# THE REQUEST:
Reproduce the data that follows in its entirety, character for character.

Part of a data file
-----

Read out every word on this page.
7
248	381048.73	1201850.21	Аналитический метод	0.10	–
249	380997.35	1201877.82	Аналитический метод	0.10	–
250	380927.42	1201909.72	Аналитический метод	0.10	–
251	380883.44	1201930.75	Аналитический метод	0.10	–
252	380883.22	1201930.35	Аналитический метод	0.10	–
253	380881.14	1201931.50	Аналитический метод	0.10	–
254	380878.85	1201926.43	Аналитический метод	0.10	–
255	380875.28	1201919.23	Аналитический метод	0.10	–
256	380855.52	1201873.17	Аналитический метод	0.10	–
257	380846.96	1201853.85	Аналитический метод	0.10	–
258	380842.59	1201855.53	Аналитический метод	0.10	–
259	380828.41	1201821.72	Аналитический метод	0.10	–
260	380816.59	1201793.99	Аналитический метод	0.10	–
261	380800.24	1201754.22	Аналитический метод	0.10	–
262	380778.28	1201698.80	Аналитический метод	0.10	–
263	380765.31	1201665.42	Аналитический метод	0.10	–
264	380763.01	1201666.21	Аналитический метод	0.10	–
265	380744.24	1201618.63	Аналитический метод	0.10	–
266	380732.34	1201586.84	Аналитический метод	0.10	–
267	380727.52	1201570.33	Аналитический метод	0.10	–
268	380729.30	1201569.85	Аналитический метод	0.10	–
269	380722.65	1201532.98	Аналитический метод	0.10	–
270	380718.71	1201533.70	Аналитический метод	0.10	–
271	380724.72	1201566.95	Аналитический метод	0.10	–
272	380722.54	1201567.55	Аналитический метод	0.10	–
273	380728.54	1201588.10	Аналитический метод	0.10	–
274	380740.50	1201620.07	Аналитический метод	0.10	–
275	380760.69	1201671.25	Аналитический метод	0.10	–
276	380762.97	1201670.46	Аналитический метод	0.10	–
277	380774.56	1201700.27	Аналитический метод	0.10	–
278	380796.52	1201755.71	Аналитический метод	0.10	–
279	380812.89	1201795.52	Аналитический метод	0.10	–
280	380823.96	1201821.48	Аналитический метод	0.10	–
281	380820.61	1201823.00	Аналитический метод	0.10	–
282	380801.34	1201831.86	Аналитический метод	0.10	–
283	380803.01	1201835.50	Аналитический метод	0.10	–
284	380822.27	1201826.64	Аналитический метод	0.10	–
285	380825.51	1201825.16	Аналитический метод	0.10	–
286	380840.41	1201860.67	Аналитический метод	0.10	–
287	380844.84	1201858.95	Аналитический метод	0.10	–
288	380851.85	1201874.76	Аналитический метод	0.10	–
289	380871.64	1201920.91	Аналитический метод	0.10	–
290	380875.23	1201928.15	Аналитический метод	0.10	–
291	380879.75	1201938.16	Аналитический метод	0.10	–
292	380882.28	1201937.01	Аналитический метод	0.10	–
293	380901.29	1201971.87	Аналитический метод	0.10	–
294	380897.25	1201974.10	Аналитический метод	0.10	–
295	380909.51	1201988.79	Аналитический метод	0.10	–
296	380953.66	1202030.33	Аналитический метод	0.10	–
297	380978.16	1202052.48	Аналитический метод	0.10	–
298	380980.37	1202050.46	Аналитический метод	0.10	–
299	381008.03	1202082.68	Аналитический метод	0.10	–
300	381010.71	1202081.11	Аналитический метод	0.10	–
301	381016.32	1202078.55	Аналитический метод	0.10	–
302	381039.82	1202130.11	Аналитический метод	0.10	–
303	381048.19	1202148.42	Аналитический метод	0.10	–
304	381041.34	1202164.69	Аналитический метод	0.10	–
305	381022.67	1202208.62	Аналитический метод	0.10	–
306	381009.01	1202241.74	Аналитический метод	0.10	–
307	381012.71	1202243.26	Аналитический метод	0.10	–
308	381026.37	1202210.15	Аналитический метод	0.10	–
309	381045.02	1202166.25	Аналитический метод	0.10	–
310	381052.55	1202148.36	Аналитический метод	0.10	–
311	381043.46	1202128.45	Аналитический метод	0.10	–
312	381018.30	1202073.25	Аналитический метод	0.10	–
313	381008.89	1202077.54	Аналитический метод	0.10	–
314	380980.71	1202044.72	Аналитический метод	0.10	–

-----

# ANSWER TO THE EXERCISE:
Read out every word on this page.
7
248	381048.73	1201850.21	Аналитический метод	0.10	–
249	380997.35	1201877.82	Аналитический метод	0.10	–
250	380927.42	1201909.72	Аналитический метод	0.10	–
251	380883.44	1201930.75	Аналитический метод	0.10	–
252	380883.22	1201930.35	Аналитический метод	0.10	–
253	380881.14	1201931.50	Аналитический метод	0.10	–
254	380878.85	1201926.43	Аналитический метод	0.10	–
255	380875.28	1201919.23	Аналитический метод	0.10	–
256	380855.52	1201873.17	Аналитический метод	0.10	–
257	380846.96	1201853.85	Аналитический метод	0.10	–
258	380842.59	1201855.53	Аналитический метод	0.10	–
259	380828.41	1201821.72	Аналитический метод	0.10	–
260	380816.59	1201793.99	Аналитический метод	0.10	–
261	380800.24	1201754.22	Аналитический метод	0.10	–
262	380778.28	1201698.80	Аналитический метод	0.10	–
263	380765.31	1201665.42	Аналитический метод	0.10	–
264	380763.01	1201666.21	Аналитический метод	0.10	–
265	380744.24	1201618.63	Аналитический метод	0.10	–
266	380732.34	1201586.84	Аналитический метод	0.10	–
267	380727.52	1201570.33	Аналитический метод	0.10	–
268	380729.30	1201569.85	Аналитический метод	0.10	–
269	380722.65	1201532.98	Аналитический метод	0.10	–
270	380718.71	1201533.70	Аналитический метод	0.10	–
271	380724.72	1201566.95	Аналитический метод	0.10	–
272	380722.54	1201567.55	Аналитический метод	0.10	–
273	380728.54	1201588.10	Аналитический метод	0.10	–
274	380740.50	1201620.07	Аналитический метод	0.10	–
275	380760.69	1201671.25	Аналитический метод	0.10	–
276	380762.97	1201670.46	Аналитический метод	0.10	–
277	380774.56	1201700.27	Аналитический метод	0.10	–
278	380796.52	1201755.71	Аналитический метод	0.10	–
279	380812.89	1201795.52	Аналитический метод	0.10	–
280	380823.96	1201821.48	Аналитический метод	0.10	–
281	380820.61	1201823.00	Аналитический метод	0.10	–
282	380801.34	1201831.86	Аналитический метод	0.10	–
283	380803.01	1201835.50	Аналитический метод	0.10	–
284	380822.27	1201826.64	Аналитический метод	0.10	–
285	380825.51	1201825.16	Аналитический метод	0.10	–
286	380840.41	1201860.67	Аналитический метод	0.10	–
287	380844.84	1201858.95	Аналитический метод	0.10	–
288	380851.85	1201874.76	Аналитический метод	0.10	–
289	380871.64	1201920.91	Аналитический метод	0.10	–
290	380875.23	1201928.15	Аналитический метод	0.10	–
291	380879.75	1201938.16	Аналитический метод	0.10	–
292	380882.28	1201937.01	Аналитический метод	0.10	–
293	380901.29	1201971.87	Аналитический метод	0.10	–
294	380897.25	1201974.10	Аналитический метод	0.10	–
295	380909.51	1201988.79	Аналитический метод	0.10	–
296	380953.66	1202030.33	Аналитический метод	0.10	–
297	380978.16	1202052.48	Аналитический метод	0.10	–
298	380980.37	1202050.46	Аналитический метод	0.10	–
299	381008.03	1202082.68	Аналитический метод	0.10	–
300	381010.71	1202081.11	Аналитический метод	0.10	–
301	381016.32	1202078.55	Аналитический метод	0.10	–
302	381039.82	1202130.11	Аналитический метод	0.10	–
303	381048.19	1202148.42	Аналитический метод	0.10	–
304	381041.34	1202164.69	Аналитический метод	0.10	–
305	381022.67	1202208.62	Аналитический метод	0.10	–
306	381009.01	1202241.74	Аналитический метод	0.10	–
307	381012.71	1202243.26	Аналитический метод	0.10	–
308	381026.37	1202210.15	Аналитический метод	0.10	–
309	381045.02	1202166.25	Аналитический метод	0.10	–
310	381052.55	1202148.36	Аналитический метод	0.10	–
311	381043.46	1202128.45	Аналитический метод	0.10	–
312	381018.30	1202073.25	Аналитический метод	0.10	–
313	381008.89	1202077.54	Аналитический метод	0.10	–
314	380980.71	1202044.72	Аналитический метод	0.10	–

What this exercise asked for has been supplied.